Text:
##########

NEW YORK (Reuters Health) - Severe perineal tears happen less often when two midwives are present during the second stage of labor, according to a large Swedish study of first-time mothers.
"Severe perineal trauma affecting the anal sphincter muscle complex is a serious complication following childbirth, associated with short-term and long-term maternal morbidity. Effective preventive strategies are still scarce," researchers note in The Lancet.
The Oneplus trial tested the impact of having a second midwife present during the second stage of labor for the purpose of preventing severe perineal trauma.
During delivery, 3,750 women were randomly assigned to get support and care from either one or two midwives; 1,546 women who gave birth with two midwives and 1,513 who gave birth with one midwife were included in intention-to-treat analysis.
The results showed a significant reduction in severe perineal trauma with two midwives present (3.9% vs. 5.7%; adjusted odds ratio, 0.69; 95% CI, 0.49 to 0.97).
"Although severe perineal tears are rare, they can lead to significant and sometimes lifelong consequences for the women," Dr. Christine Rubertsson, professor at Lund University, midwife at Skaane University Hospital and principal investigator for the study, says in a news release.

##########

Directions:
a - Output the midwives study text word for word, everything from "During delivery, 3,750" down to "0.49 to 0.97).".
b - In the midwives study text, how many women were randomly assigned to get care from either one or two midwives?
c - Resume the article on the Swedish midwives study from where it stops.

##########

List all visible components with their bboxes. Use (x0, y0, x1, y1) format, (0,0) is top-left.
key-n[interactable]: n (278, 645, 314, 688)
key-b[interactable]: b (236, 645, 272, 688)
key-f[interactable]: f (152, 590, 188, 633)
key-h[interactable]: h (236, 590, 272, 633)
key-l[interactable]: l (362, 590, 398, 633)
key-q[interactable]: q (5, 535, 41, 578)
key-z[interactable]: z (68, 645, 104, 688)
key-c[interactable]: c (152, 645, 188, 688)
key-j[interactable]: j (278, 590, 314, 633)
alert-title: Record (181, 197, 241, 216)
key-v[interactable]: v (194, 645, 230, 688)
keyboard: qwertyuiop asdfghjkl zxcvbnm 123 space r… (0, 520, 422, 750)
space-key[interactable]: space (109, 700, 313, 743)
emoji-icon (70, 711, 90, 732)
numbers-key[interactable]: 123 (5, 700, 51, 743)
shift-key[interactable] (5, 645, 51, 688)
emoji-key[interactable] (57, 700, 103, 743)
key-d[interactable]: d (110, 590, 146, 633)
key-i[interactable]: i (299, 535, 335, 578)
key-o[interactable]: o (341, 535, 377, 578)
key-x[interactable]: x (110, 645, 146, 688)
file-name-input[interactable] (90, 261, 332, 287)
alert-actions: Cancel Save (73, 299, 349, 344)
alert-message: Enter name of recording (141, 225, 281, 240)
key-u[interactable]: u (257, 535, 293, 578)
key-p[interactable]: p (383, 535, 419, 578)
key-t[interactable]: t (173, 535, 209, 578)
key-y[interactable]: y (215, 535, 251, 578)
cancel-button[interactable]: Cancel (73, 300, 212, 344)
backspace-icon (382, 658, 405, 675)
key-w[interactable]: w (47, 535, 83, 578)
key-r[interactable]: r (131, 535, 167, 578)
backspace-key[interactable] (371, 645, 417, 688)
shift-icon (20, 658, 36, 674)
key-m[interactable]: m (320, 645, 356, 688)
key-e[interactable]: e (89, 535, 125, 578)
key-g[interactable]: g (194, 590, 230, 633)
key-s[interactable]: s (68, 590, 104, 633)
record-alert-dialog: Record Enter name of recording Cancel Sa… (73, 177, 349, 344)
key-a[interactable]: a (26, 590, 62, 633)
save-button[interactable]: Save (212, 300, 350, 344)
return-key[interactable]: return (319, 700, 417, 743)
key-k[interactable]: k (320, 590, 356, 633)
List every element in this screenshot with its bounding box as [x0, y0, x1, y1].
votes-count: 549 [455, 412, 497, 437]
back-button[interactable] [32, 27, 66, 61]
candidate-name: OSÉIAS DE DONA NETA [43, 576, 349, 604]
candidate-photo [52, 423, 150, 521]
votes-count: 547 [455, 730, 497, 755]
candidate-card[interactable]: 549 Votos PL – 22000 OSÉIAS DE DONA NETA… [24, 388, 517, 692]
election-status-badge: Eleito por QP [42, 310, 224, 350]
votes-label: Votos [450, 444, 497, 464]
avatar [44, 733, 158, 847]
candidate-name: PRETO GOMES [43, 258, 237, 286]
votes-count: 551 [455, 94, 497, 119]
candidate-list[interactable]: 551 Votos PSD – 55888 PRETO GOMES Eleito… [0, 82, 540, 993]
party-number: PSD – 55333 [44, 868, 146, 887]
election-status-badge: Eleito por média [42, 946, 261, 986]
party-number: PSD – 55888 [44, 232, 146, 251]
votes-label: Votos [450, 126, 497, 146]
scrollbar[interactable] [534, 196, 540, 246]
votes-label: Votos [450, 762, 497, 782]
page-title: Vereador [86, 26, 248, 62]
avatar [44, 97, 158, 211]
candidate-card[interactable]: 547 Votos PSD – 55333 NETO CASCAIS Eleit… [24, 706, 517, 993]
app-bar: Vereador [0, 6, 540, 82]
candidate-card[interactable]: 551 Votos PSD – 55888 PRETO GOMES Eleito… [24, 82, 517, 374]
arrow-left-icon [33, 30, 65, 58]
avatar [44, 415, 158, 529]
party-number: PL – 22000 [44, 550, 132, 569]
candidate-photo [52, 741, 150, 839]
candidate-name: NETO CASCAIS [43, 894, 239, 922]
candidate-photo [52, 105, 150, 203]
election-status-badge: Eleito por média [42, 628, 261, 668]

##########

Answers:
a -
During delivery, 3,750 women were randomly assigned to get support and care from either one or two midwives; 1,546 women who gave birth with two midwives and 1,513 who gave birth with one midwife were included in intention-to-treat analysis.
The results showed a significant reduction in severe perineal trauma with two midwives present (3.9% vs. 5.7%; adjusted odds ratio, 0.69; 95% CI, 0.49 to 0.97).

b - 3,750 women

c -
"Many maternity units have already adopted this clinical practice of collegial assistance with two midwives, and this study provides evidence for the reduction in severe in perineal trauma," adds Dr. Malin Edqvist, midwife at the Karolinska University Hospital and researcher at Karolinska Institute, in Stockholm, who led the study during her time as a postdoc at Lund University.
The authors of a linked editorial say, "Considering that the effective intervention required little to no extra resources, the results were particularly welcome because the intervention could potentially be implemented in other obstetric units without the need for more funding."
"The decision making process concerning how to prevent obstetric anal sphincter injury consists of several interacting components and depends on midwives' skills and experiences, reflecting the context of real-life clinical practice," write Dr. Rebecka Dalbye of Oslo Metropolitan University and Dr. Hege Holmo Johannessen of Østfold University College, in Halden, Norway.
Confirming the Oneplus findings, a series on midwifery care published in The Lancet showed that "outcomes are enhanced when educated and licensed midwives lead care as part of interdisciplinary teams that are integrated with the health system," they note.